[INPUT RECORDS start]

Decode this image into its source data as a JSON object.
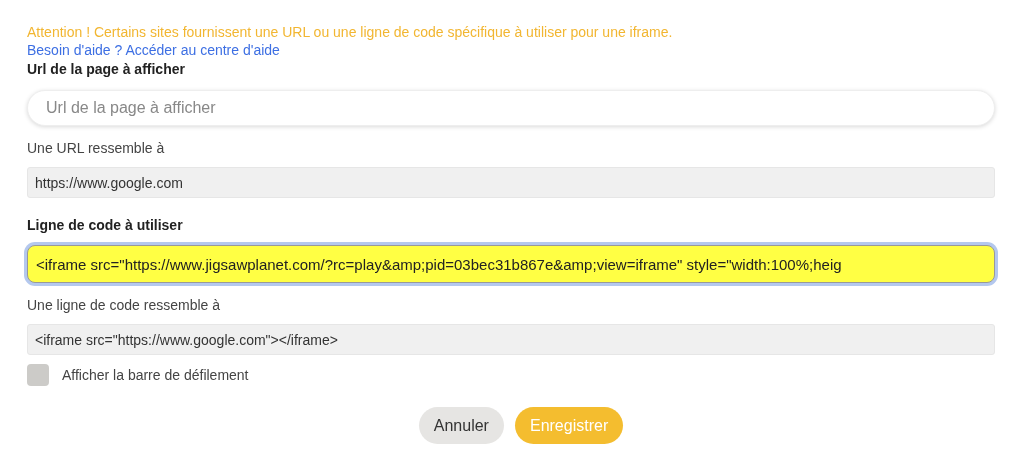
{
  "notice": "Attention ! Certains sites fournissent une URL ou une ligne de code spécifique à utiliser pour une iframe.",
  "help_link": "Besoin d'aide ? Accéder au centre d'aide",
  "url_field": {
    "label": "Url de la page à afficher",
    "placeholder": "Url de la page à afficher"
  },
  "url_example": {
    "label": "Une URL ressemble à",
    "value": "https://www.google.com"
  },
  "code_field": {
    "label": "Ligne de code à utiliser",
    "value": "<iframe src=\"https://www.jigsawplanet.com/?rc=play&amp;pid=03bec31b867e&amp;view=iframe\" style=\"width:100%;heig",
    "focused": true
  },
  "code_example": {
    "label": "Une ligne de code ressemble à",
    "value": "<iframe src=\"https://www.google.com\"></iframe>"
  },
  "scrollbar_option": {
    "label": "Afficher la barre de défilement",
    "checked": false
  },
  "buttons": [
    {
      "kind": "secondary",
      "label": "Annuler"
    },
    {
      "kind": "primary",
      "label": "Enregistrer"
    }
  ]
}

[INPUT RECORDS end]

# [SET TASK]
List every line from the entries above in which "utiliser" appears.

# [TASK SOLUTION]
  "notice": "Attention ! Certains sites fournissent une URL ou une ligne de code spécifique à utiliser pour une iframe.",
    "label": "Ligne de code à utiliser",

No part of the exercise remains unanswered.